• _JOB_: Without including any pictures, write out the listing below exactly.
--- MATERIAL FOR THIS TASK ---
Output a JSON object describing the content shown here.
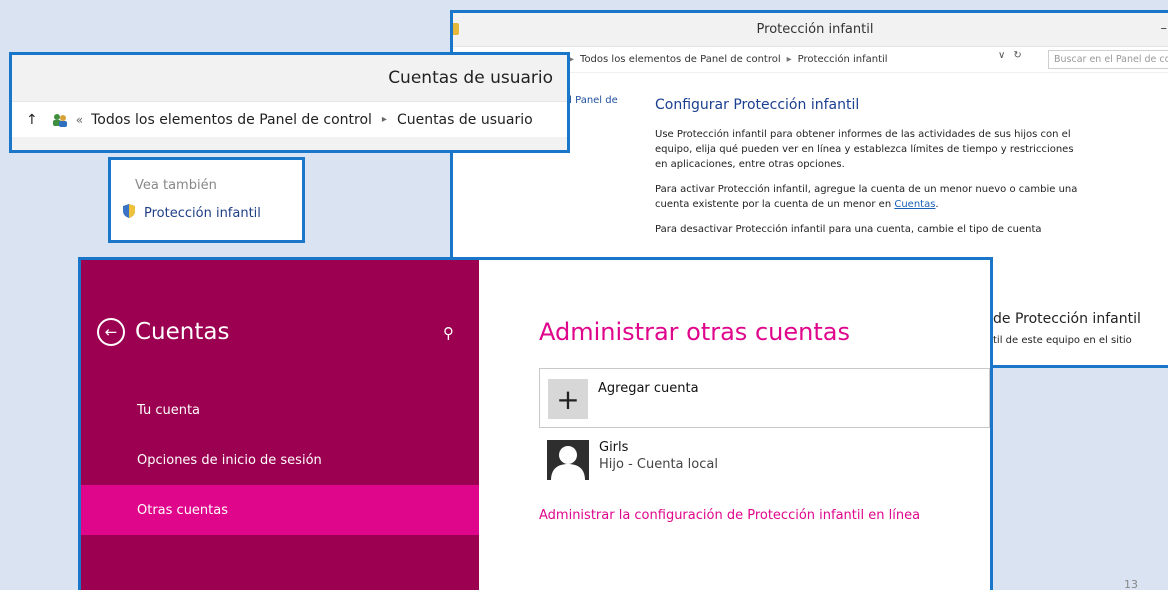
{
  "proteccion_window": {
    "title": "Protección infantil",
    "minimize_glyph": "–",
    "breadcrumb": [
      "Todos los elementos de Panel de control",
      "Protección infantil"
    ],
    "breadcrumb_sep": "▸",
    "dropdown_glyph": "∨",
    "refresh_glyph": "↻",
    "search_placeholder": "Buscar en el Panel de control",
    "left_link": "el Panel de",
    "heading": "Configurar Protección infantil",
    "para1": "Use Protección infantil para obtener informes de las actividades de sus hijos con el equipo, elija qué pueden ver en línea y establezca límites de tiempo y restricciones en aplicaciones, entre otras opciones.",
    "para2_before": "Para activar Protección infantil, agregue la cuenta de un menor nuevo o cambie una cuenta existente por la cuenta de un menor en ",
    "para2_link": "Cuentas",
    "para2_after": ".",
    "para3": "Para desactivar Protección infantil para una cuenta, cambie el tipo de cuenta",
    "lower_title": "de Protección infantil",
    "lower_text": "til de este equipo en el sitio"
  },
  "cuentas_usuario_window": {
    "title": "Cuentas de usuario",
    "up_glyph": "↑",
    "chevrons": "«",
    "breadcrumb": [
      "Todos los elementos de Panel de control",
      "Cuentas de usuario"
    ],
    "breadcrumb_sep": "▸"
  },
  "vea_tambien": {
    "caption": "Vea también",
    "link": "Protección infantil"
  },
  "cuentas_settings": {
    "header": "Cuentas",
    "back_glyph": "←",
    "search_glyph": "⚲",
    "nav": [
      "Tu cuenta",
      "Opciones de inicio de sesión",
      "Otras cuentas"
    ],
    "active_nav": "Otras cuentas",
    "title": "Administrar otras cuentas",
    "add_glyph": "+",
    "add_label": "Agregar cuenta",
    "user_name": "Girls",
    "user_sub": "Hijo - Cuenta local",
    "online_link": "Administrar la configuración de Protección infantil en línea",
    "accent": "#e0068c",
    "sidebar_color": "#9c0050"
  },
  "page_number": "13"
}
---
• _SOLUTION_:
Output a JSON object describing the content shown here.
{
  "proteccion_window": {
    "title": "Protección infantil",
    "minimize_glyph": "–",
    "breadcrumb": [
      "Todos los elementos de Panel de control",
      "Protección infantil"
    ],
    "breadcrumb_sep": "▸",
    "dropdown_glyph": "∨",
    "refresh_glyph": "↻",
    "search_placeholder": "Buscar en el Panel de control",
    "left_link": "el Panel de",
    "heading": "Configurar Protección infantil",
    "para1": "Use Protección infantil para obtener informes de las actividades de sus hijos con el equipo, elija qué pueden ver en línea y establezca límites de tiempo y restricciones en aplicaciones, entre otras opciones.",
    "para2_before": "Para activar Protección infantil, agregue la cuenta de un menor nuevo o cambie una cuenta existente por la cuenta de un menor en ",
    "para2_link": "Cuentas",
    "para2_after": ".",
    "para3": "Para desactivar Protección infantil para una cuenta, cambie el tipo de cuenta",
    "lower_title": "de Protección infantil",
    "lower_text": "til de este equipo en el sitio"
  },
  "cuentas_usuario_window": {
    "title": "Cuentas de usuario",
    "up_glyph": "↑",
    "chevrons": "«",
    "breadcrumb": [
      "Todos los elementos de Panel de control",
      "Cuentas de usuario"
    ],
    "breadcrumb_sep": "▸"
  },
  "vea_tambien": {
    "caption": "Vea también",
    "link": "Protección infantil"
  },
  "cuentas_settings": {
    "header": "Cuentas",
    "back_glyph": "←",
    "search_glyph": "⚲",
    "nav": [
      "Tu cuenta",
      "Opciones de inicio de sesión",
      "Otras cuentas"
    ],
    "active_nav": "Otras cuentas",
    "title": "Administrar otras cuentas",
    "add_glyph": "+",
    "add_label": "Agregar cuenta",
    "user_name": "Girls",
    "user_sub": "Hijo - Cuenta local",
    "online_link": "Administrar la configuración de Protección infantil en línea",
    "accent": "#e0068c",
    "sidebar_color": "#9c0050"
  },
  "page_number": "13"
}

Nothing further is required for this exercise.